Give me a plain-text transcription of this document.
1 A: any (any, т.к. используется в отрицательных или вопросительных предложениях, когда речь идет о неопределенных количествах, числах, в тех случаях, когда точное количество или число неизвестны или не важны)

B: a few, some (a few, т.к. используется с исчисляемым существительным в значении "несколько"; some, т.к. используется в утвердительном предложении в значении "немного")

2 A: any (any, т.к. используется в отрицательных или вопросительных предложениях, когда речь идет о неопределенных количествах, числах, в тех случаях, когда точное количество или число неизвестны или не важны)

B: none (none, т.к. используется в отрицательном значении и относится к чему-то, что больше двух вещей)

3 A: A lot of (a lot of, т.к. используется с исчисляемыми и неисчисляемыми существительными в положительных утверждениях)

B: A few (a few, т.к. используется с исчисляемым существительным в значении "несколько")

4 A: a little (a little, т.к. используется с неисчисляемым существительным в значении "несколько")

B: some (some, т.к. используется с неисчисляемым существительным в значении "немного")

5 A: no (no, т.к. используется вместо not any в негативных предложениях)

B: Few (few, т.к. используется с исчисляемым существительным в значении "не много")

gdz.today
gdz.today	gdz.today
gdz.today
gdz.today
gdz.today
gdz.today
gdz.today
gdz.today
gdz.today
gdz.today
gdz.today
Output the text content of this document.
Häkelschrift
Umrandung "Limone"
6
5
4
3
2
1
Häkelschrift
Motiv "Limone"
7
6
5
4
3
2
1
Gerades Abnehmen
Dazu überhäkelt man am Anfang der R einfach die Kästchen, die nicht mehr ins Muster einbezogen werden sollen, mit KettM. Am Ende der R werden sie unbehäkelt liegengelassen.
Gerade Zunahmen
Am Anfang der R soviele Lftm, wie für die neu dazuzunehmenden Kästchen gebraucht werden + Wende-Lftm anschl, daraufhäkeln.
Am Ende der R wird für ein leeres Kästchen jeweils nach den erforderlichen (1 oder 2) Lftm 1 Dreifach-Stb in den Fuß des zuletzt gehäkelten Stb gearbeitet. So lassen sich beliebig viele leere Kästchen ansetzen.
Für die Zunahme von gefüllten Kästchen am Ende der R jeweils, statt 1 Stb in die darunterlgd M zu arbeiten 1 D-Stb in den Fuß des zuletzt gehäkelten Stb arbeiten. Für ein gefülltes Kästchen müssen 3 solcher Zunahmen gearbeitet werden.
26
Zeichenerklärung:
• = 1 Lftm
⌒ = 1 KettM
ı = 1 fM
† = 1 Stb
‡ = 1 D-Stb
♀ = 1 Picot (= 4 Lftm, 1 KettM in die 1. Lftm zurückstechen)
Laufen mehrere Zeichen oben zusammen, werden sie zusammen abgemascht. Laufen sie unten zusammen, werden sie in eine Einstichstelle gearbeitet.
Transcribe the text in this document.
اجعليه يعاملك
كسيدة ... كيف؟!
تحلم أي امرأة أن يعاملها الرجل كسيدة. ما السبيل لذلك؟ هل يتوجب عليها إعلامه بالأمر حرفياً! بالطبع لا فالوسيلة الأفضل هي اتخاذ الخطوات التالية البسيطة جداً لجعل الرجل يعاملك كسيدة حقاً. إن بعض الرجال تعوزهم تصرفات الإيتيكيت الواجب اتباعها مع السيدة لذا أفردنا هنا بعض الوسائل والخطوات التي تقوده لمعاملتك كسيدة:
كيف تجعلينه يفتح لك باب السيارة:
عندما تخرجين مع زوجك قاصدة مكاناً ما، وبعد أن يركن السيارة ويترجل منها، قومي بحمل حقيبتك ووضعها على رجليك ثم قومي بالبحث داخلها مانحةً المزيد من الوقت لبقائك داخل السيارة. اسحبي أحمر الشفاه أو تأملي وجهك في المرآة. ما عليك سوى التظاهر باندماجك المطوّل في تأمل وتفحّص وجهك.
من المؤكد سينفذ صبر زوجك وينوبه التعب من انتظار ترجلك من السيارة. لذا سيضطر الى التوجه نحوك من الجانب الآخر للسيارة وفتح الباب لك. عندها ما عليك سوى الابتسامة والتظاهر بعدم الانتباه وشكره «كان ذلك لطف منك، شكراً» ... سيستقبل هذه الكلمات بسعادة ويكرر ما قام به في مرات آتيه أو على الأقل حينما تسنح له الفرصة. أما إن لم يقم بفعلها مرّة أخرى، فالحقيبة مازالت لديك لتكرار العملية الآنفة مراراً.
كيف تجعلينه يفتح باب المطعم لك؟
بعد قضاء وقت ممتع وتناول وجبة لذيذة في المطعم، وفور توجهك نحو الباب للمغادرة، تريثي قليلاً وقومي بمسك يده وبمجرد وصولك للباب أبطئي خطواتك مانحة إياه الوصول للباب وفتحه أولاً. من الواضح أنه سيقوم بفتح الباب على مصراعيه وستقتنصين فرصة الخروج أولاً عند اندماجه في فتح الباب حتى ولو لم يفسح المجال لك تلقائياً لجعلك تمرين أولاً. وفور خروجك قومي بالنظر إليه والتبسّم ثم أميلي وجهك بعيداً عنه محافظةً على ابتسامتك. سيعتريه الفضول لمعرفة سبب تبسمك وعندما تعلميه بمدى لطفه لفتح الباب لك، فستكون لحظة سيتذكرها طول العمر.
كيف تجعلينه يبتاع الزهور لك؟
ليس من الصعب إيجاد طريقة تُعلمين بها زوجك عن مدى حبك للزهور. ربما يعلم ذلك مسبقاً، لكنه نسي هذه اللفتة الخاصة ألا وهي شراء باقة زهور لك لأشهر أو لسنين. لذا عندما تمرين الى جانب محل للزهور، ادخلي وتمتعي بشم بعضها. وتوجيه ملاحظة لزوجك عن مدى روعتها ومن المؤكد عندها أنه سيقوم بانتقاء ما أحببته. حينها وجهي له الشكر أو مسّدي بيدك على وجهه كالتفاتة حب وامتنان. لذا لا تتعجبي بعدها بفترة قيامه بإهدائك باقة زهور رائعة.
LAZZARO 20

▶ Task goal
Repeat the records above exactly.

▶ Correct output
Give me a plain-text transcription of this document.
1 A: any (any, т.к. используется в отрицательных или вопросительных предложениях, когда речь идет о неопределенных количествах, числах, в тех случаях, когда точное количество или число неизвестны или не важны)

B: a few, some (a few, т.к. используется с исчисляемым существительным в значении "несколько"; some, т.к. используется в утвердительном предложении в значении "немного")

2 A: any (any, т.к. используется в отрицательных или вопросительных предложениях, когда речь идет о неопределенных количествах, числах, в тех случаях, когда точное количество или число неизвестны или не важны)

B: none (none, т.к. используется в отрицательном значении и относится к чему-то, что больше двух вещей)

3 A: A lot of (a lot of, т.к. используется с исчисляемыми и неисчисляемыми существительными в положительных утверждениях)

B: A few (a few, т.к. используется с исчисляемым существительным в значении "несколько")

4 A: a little (a little, т.к. используется с неисчисляемым существительным в значении "несколько")

B: some (some, т.к. используется с неисчисляемым существительным в значении "немного")

5 A: no (no, т.к. используется вместо not any в негативных предложениях)

B: Few (few, т.к. используется с исчисляемым существительным в значении "не много")

gdz.today
gdz.today	gdz.today
gdz.today
gdz.today
gdz.today
gdz.today
gdz.today
gdz.today
gdz.today
gdz.today
gdz.today
Output the text content of this document.
Häkelschrift
Umrandung "Limone"
6
5
4
3
2
1
Häkelschrift
Motiv "Limone"
7
6
5
4
3
2
1
Gerades Abnehmen
Dazu überhäkelt man am Anfang der R einfach die Kästchen, die nicht mehr ins Muster einbezogen werden sollen, mit KettM. Am Ende der R werden sie unbehäkelt liegengelassen.
Gerade Zunahmen
Am Anfang der R soviele Lftm, wie für die neu dazuzunehmenden Kästchen gebraucht werden + Wende-Lftm anschl, daraufhäkeln.
Am Ende der R wird für ein leeres Kästchen jeweils nach den erforderlichen (1 oder 2) Lftm 1 Dreifach-Stb in den Fuß des zuletzt gehäkelten Stb gearbeitet. So lassen sich beliebig viele leere Kästchen ansetzen.
Für die Zunahme von gefüllten Kästchen am Ende der R jeweils, statt 1 Stb in die darunterlgd M zu arbeiten 1 D-Stb in den Fuß des zuletzt gehäkelten Stb arbeiten. Für ein gefülltes Kästchen müssen 3 solcher Zunahmen gearbeitet werden.
26
Zeichenerklärung:
• = 1 Lftm
⌒ = 1 KettM
ı = 1 fM
† = 1 Stb
‡ = 1 D-Stb
♀ = 1 Picot (= 4 Lftm, 1 KettM in die 1. Lftm zurückstechen)
Laufen mehrere Zeichen oben zusammen, werden sie zusammen abgemascht. Laufen sie unten zusammen, werden sie in eine Einstichstelle gearbeitet.
Transcribe the text in this document.
اجعليه يعاملك
كسيدة ... كيف؟!
تحلم أي امرأة أن يعاملها الرجل كسيدة. ما السبيل لذلك؟ هل يتوجب عليها إعلامه بالأمر حرفياً! بالطبع لا فالوسيلة الأفضل هي اتخاذ الخطوات التالية البسيطة جداً لجعل الرجل يعاملك كسيدة حقاً. إن بعض الرجال تعوزهم تصرفات الإيتيكيت الواجب اتباعها مع السيدة لذا أفردنا هنا بعض الوسائل والخطوات التي تقوده لمعاملتك كسيدة:
كيف تجعلينه يفتح لك باب السيارة:
عندما تخرجين مع زوجك قاصدة مكاناً ما، وبعد أن يركن السيارة ويترجل منها، قومي بحمل حقيبتك ووضعها على رجليك ثم قومي بالبحث داخلها مانحةً المزيد من الوقت لبقائك داخل السيارة. اسحبي أحمر الشفاه أو تأملي وجهك في المرآة. ما عليك سوى التظاهر باندماجك المطوّل في تأمل وتفحّص وجهك.
من المؤكد سينفذ صبر زوجك وينوبه التعب من انتظار ترجلك من السيارة. لذا سيضطر الى التوجه نحوك من الجانب الآخر للسيارة وفتح الباب لك. عندها ما عليك سوى الابتسامة والتظاهر بعدم الانتباه وشكره «كان ذلك لطف منك، شكراً» ... سيستقبل هذه الكلمات بسعادة ويكرر ما قام به في مرات آتيه أو على الأقل حينما تسنح له الفرصة. أما إن لم يقم بفعلها مرّة أخرى، فالحقيبة مازالت لديك لتكرار العملية الآنفة مراراً.
كيف تجعلينه يفتح باب المطعم لك؟
بعد قضاء وقت ممتع وتناول وجبة لذيذة في المطعم، وفور توجهك نحو الباب للمغادرة، تريثي قليلاً وقومي بمسك يده وبمجرد وصولك للباب أبطئي خطواتك مانحة إياه الوصول للباب وفتحه أولاً. من الواضح أنه سيقوم بفتح الباب على مصراعيه وستقتنصين فرصة الخروج أولاً عند اندماجه في فتح الباب حتى ولو لم يفسح المجال لك تلقائياً لجعلك تمرين أولاً. وفور خروجك قومي بالنظر إليه والتبسّم ثم أميلي وجهك بعيداً عنه محافظةً على ابتسامتك. سيعتريه الفضول لمعرفة سبب تبسمك وعندما تعلميه بمدى لطفه لفتح الباب لك، فستكون لحظة سيتذكرها طول العمر.
كيف تجعلينه يبتاع الزهور لك؟
ليس من الصعب إيجاد طريقة تُعلمين بها زوجك عن مدى حبك للزهور. ربما يعلم ذلك مسبقاً، لكنه نسي هذه اللفتة الخاصة ألا وهي شراء باقة زهور لك لأشهر أو لسنين. لذا عندما تمرين الى جانب محل للزهور، ادخلي وتمتعي بشم بعضها. وتوجيه ملاحظة لزوجك عن مدى روعتها ومن المؤكد عندها أنه سيقوم بانتقاء ما أحببته. حينها وجهي له الشكر أو مسّدي بيدك على وجهه كالتفاتة حب وامتنان. لذا لا تتعجبي بعدها بفترة قيامه بإهدائك باقة زهور رائعة.
LAZZARO 20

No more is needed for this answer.